• [Directions for this task]: Exclude any images and output the remaining records exactly.

• [Input records]:
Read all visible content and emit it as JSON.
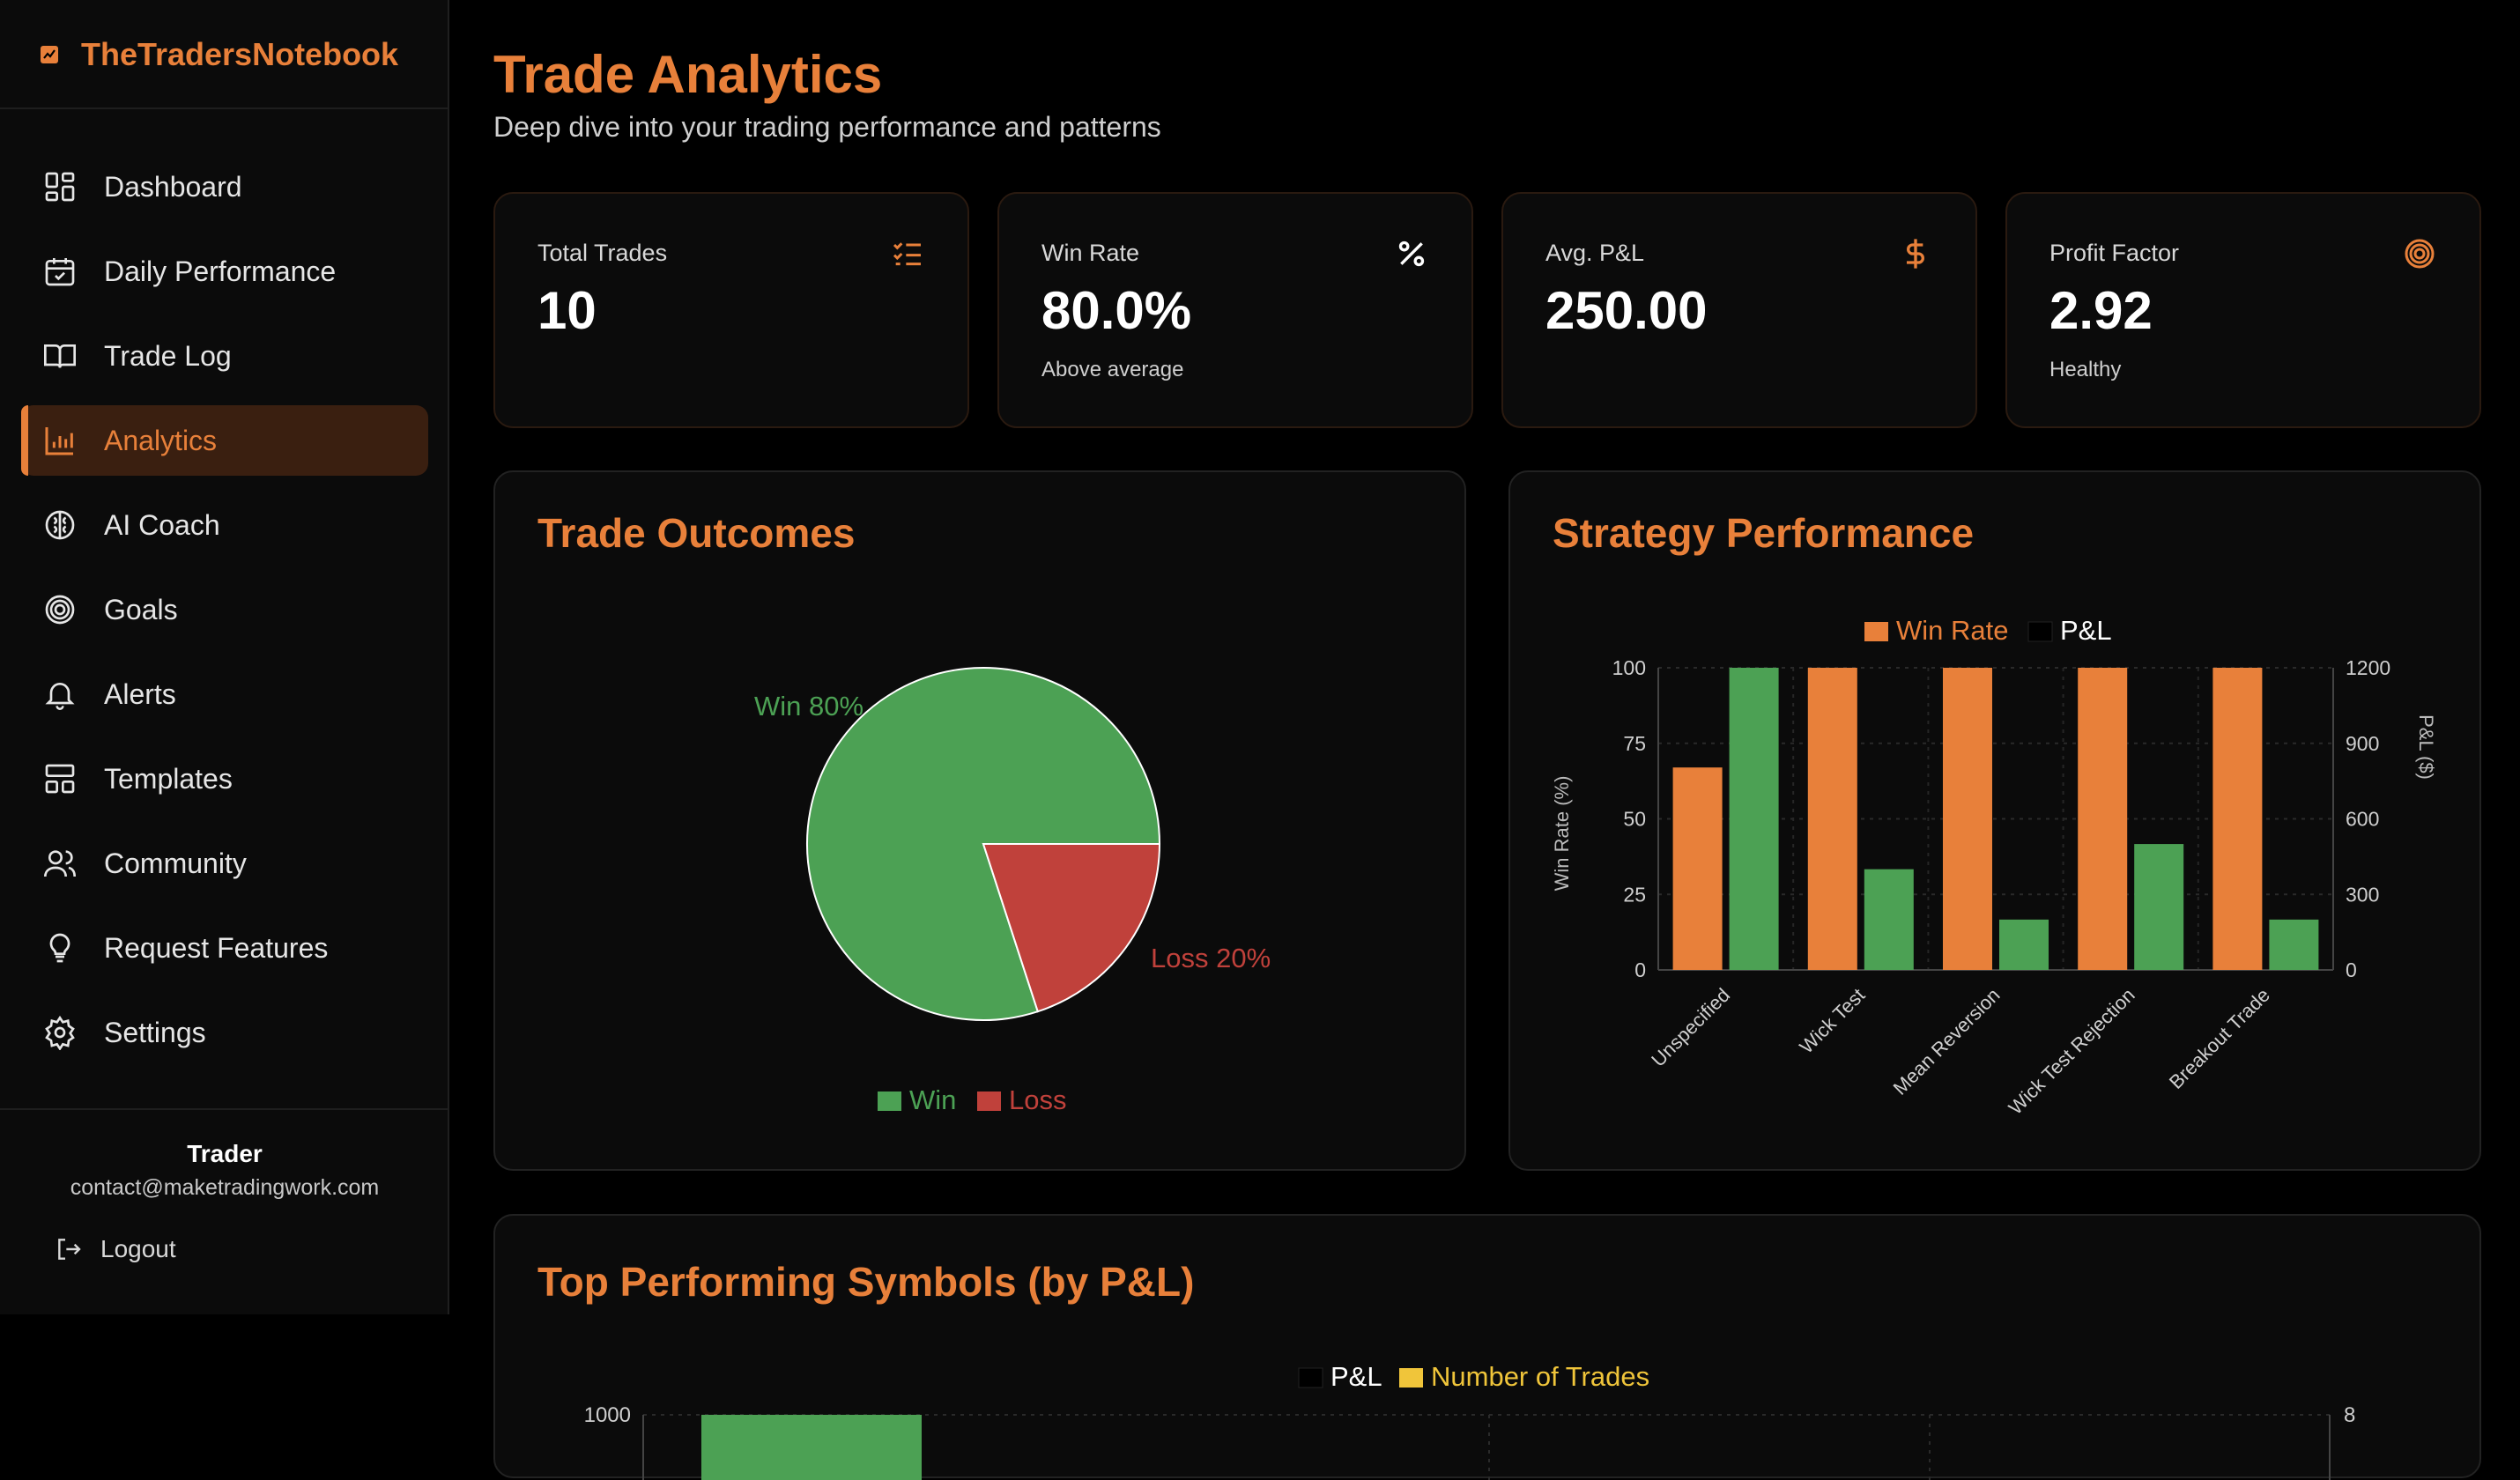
{
  "brand": {
    "name": "TheTradersNotebook"
  },
  "nav": [
    {
      "label": "Dashboard",
      "icon": "dashboard-icon",
      "active": false
    },
    {
      "label": "Daily Performance",
      "icon": "calendar-icon",
      "active": false
    },
    {
      "label": "Trade Log",
      "icon": "book-icon",
      "active": false
    },
    {
      "label": "Analytics",
      "icon": "bar-chart-icon",
      "active": true
    },
    {
      "label": "AI Coach",
      "icon": "brain-icon",
      "active": false
    },
    {
      "label": "Goals",
      "icon": "target-icon",
      "active": false
    },
    {
      "label": "Alerts",
      "icon": "bell-icon",
      "active": false
    },
    {
      "label": "Templates",
      "icon": "layout-icon",
      "active": false
    },
    {
      "label": "Community",
      "icon": "users-icon",
      "active": false
    },
    {
      "label": "Request Features",
      "icon": "lightbulb-icon",
      "active": false
    },
    {
      "label": "Settings",
      "icon": "gear-icon",
      "active": false
    }
  ],
  "user": {
    "name": "Trader",
    "email": "contact@maketradingwork.com",
    "logout_label": "Logout"
  },
  "header": {
    "title": "Trade Analytics",
    "subtitle": "Deep dive into your trading performance and patterns"
  },
  "stats": [
    {
      "label": "Total Trades",
      "value": "10",
      "sub": "",
      "icon": "list-check-icon"
    },
    {
      "label": "Win Rate",
      "value": "80.0%",
      "sub": "Above average",
      "icon": "percent-icon"
    },
    {
      "label": "Avg. P&L",
      "value": "250.00",
      "sub": "",
      "icon": "dollar-icon"
    },
    {
      "label": "Profit Factor",
      "value": "2.92",
      "sub": "Healthy",
      "icon": "target-icon"
    }
  ],
  "colors": {
    "accent": "#e8803a",
    "win": "#4ca154",
    "loss": "#c0413b",
    "trades": "#f0c53a"
  },
  "chart_data": [
    {
      "type": "pie",
      "title": "Trade Outcomes",
      "labels": [
        "Win",
        "Loss"
      ],
      "values": [
        80,
        20
      ],
      "slice_labels": [
        "Win 80%",
        "Loss 20%"
      ],
      "legend": [
        "Win",
        "Loss"
      ]
    },
    {
      "type": "bar",
      "title": "Strategy Performance",
      "categories": [
        "Unspecified",
        "Wick Test",
        "Mean Reversion",
        "Wick Test Rejection",
        "Breakout Trade"
      ],
      "series": [
        {
          "name": "Win Rate",
          "axis": "left",
          "values": [
            67,
            100,
            100,
            100,
            100
          ]
        },
        {
          "name": "P&L",
          "axis": "right",
          "values": [
            1200,
            400,
            200,
            500,
            200
          ]
        }
      ],
      "ylabel": "Win Rate (%)",
      "y2label": "P&L ($)",
      "ylim": [
        0,
        100
      ],
      "y2lim": [
        0,
        1200
      ],
      "yticks": [
        "100",
        "75",
        "50",
        "25",
        "0"
      ],
      "y2ticks": [
        "1200",
        "900",
        "600",
        "300",
        "0"
      ],
      "legend": [
        "Win Rate",
        "P&L"
      ]
    },
    {
      "type": "bar",
      "title": "Top Performing Symbols (by P&L)",
      "legend": [
        "P&L",
        "Number of Trades"
      ],
      "ytick_top": "1000",
      "y2tick_top": "8",
      "values": [
        1000
      ]
    }
  ]
}
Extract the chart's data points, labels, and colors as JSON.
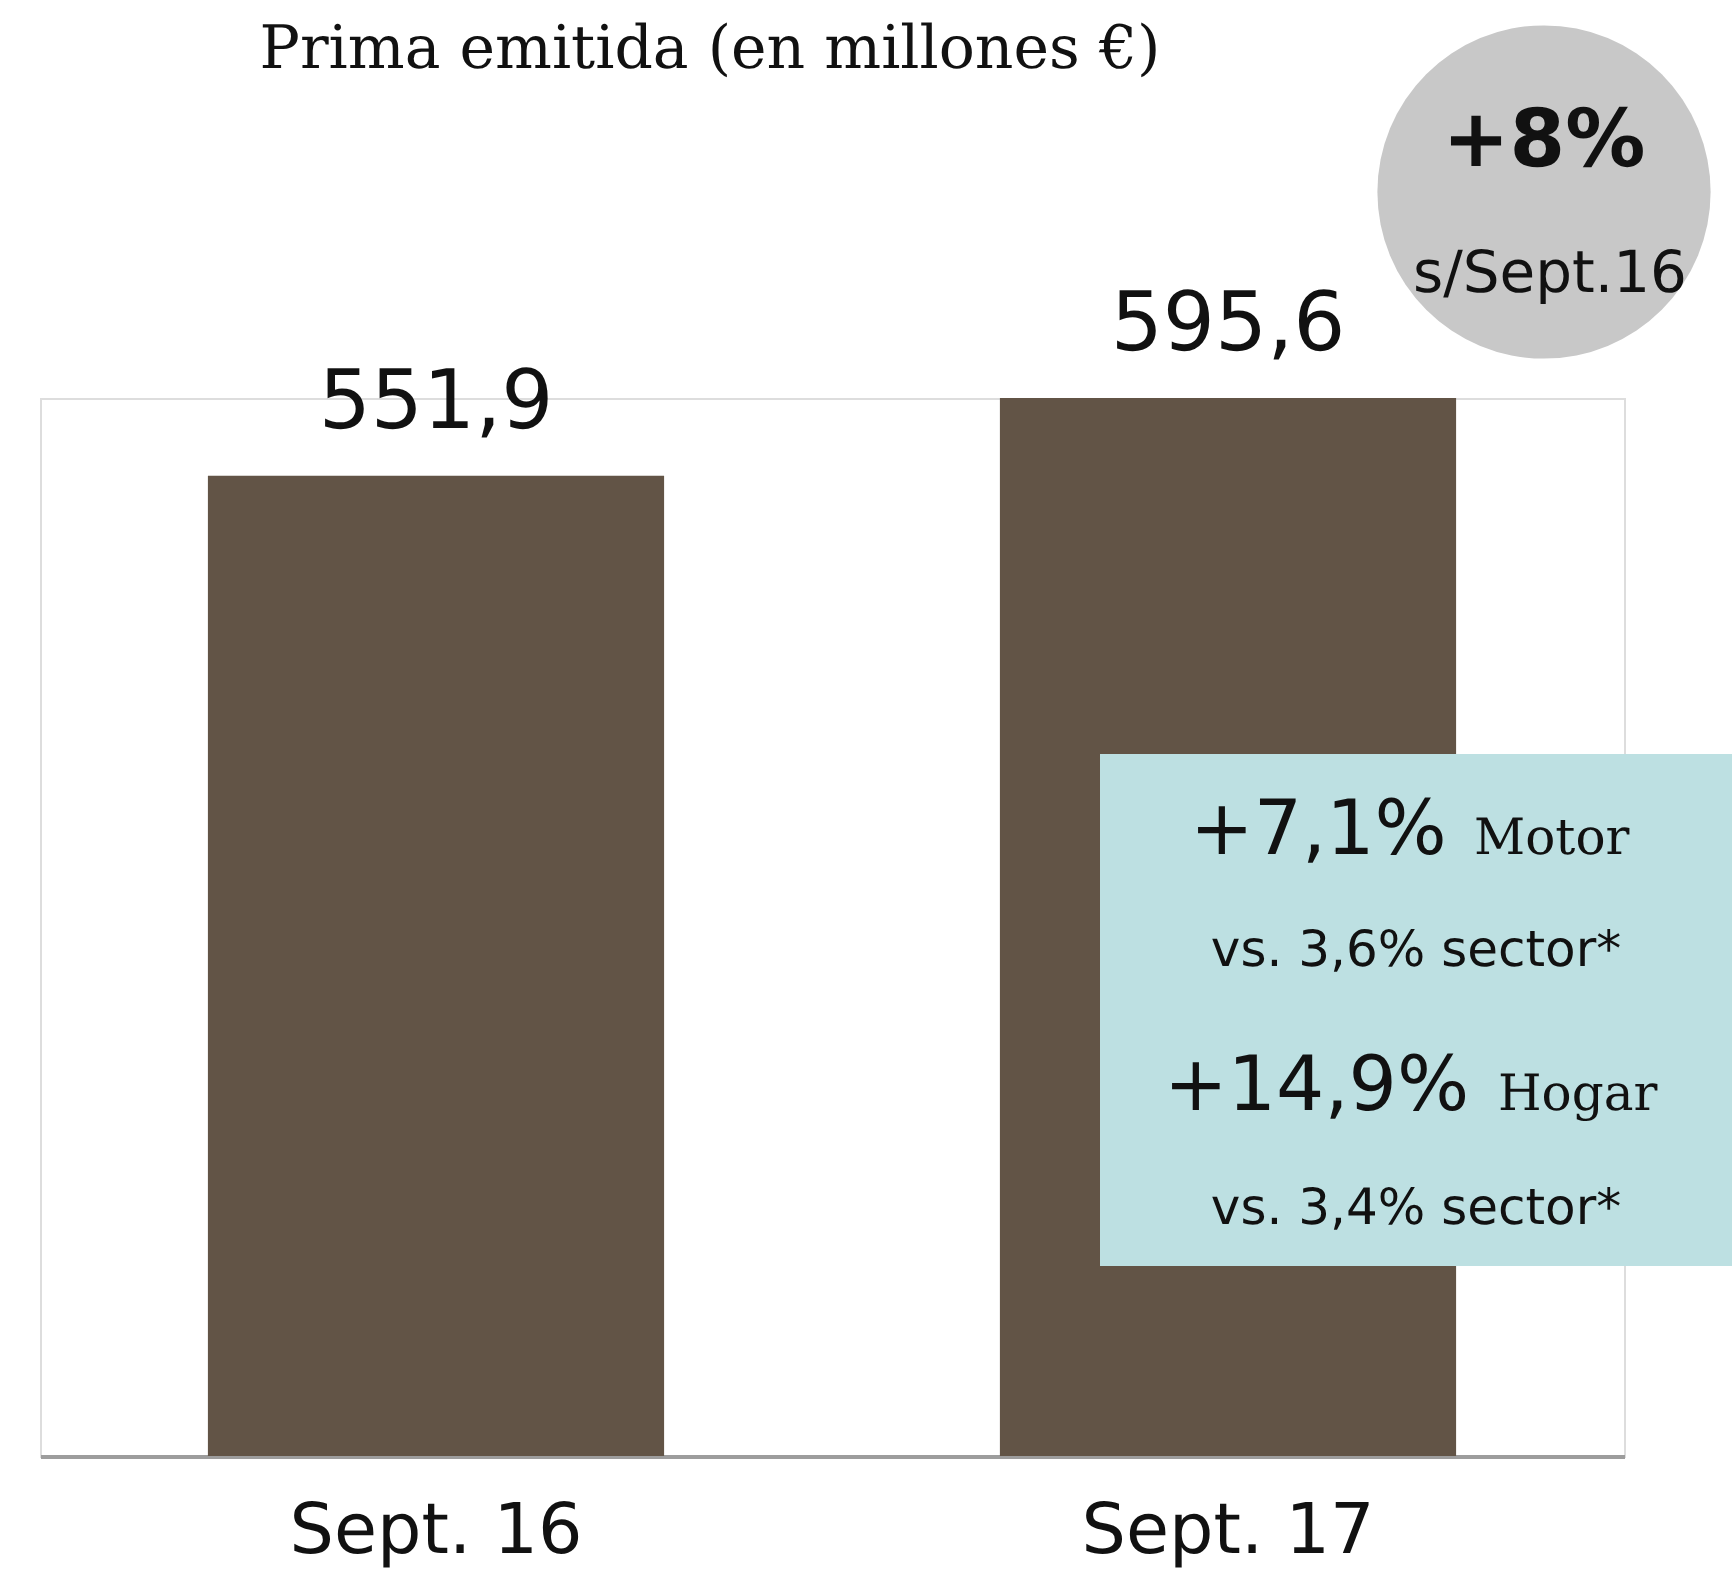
{
  "chart_data": {
    "type": "bar",
    "title": "Prima emitida (en millones €)",
    "categories": [
      "Sept. 16",
      "Sept. 17"
    ],
    "values": [
      551.9,
      595.6
    ],
    "color": "#625446",
    "value_labels": [
      "551,9",
      "595,6"
    ],
    "tick_labels": "x",
    "annotations": [
      "+8%",
      "s/Sept.16",
      "+7,1%",
      "Motor",
      "vs. 3,6% sector*",
      "+14,9%",
      "Hogar",
      "vs. 3,4% sector*"
    ]
  }
}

• [Correct output]:
Read all visible content and emit it as JSON.
{
  "brand": {
    "name": "TheTradersNotebook"
  },
  "nav": [
    {
      "label": "Dashboard",
      "icon": "dashboard-icon",
      "active": false
    },
    {
      "label": "Daily Performance",
      "icon": "calendar-icon",
      "active": false
    },
    {
      "label": "Trade Log",
      "icon": "book-icon",
      "active": false
    },
    {
      "label": "Analytics",
      "icon": "bar-chart-icon",
      "active": true
    },
    {
      "label": "AI Coach",
      "icon": "brain-icon",
      "active": false
    },
    {
      "label": "Goals",
      "icon": "target-icon",
      "active": false
    },
    {
      "label": "Alerts",
      "icon": "bell-icon",
      "active": false
    },
    {
      "label": "Templates",
      "icon": "layout-icon",
      "active": false
    },
    {
      "label": "Community",
      "icon": "users-icon",
      "active": false
    },
    {
      "label": "Request Features",
      "icon": "lightbulb-icon",
      "active": false
    },
    {
      "label": "Settings",
      "icon": "gear-icon",
      "active": false
    }
  ],
  "user": {
    "name": "Trader",
    "email": "contact@maketradingwork.com",
    "logout_label": "Logout"
  },
  "header": {
    "title": "Trade Analytics",
    "subtitle": "Deep dive into your trading performance and patterns"
  },
  "stats": [
    {
      "label": "Total Trades",
      "value": "10",
      "sub": "",
      "icon": "list-check-icon"
    },
    {
      "label": "Win Rate",
      "value": "80.0%",
      "sub": "Above average",
      "icon": "percent-icon"
    },
    {
      "label": "Avg. P&L",
      "value": "250.00",
      "sub": "",
      "icon": "dollar-icon"
    },
    {
      "label": "Profit Factor",
      "value": "2.92",
      "sub": "Healthy",
      "icon": "target-icon"
    }
  ],
  "colors": {
    "accent": "#e8803a",
    "win": "#4ca154",
    "loss": "#c0413b",
    "trades": "#f0c53a"
  },
  "chart_data": [
    {
      "type": "pie",
      "title": "Trade Outcomes",
      "labels": [
        "Win",
        "Loss"
      ],
      "values": [
        80,
        20
      ],
      "slice_labels": [
        "Win 80%",
        "Loss 20%"
      ],
      "legend": [
        "Win",
        "Loss"
      ]
    },
    {
      "type": "bar",
      "title": "Strategy Performance",
      "categories": [
        "Unspecified",
        "Wick Test",
        "Mean Reversion",
        "Wick Test Rejection",
        "Breakout Trade"
      ],
      "series": [
        {
          "name": "Win Rate",
          "axis": "left",
          "values": [
            67,
            100,
            100,
            100,
            100
          ]
        },
        {
          "name": "P&L",
          "axis": "right",
          "values": [
            1200,
            400,
            200,
            500,
            200
          ]
        }
      ],
      "ylabel": "Win Rate (%)",
      "y2label": "P&L ($)",
      "ylim": [
        0,
        100
      ],
      "y2lim": [
        0,
        1200
      ],
      "yticks": [
        "100",
        "75",
        "50",
        "25",
        "0"
      ],
      "y2ticks": [
        "1200",
        "900",
        "600",
        "300",
        "0"
      ],
      "legend": [
        "Win Rate",
        "P&L"
      ]
    },
    {
      "type": "bar",
      "title": "Top Performing Symbols (by P&L)",
      "legend": [
        "P&L",
        "Number of Trades"
      ],
      "ytick_top": "1000",
      "y2tick_top": "8",
      "values": [
        1000
      ]
    }
  ]
}
Extract the chart's data points, labels, and colors as JSON.
{
  "chart_data": {
    "type": "bar",
    "title": "Prima emitida (en millones €)",
    "categories": [
      "Sept. 16",
      "Sept. 17"
    ],
    "values": [
      551.9,
      595.6
    ],
    "color": "#625446",
    "value_labels": [
      "551,9",
      "595,6"
    ],
    "tick_labels": "x",
    "annotations": [
      "+8%",
      "s/Sept.16",
      "+7,1%",
      "Motor",
      "vs. 3,6% sector*",
      "+14,9%",
      "Hogar",
      "vs. 3,4% sector*"
    ]
  }
}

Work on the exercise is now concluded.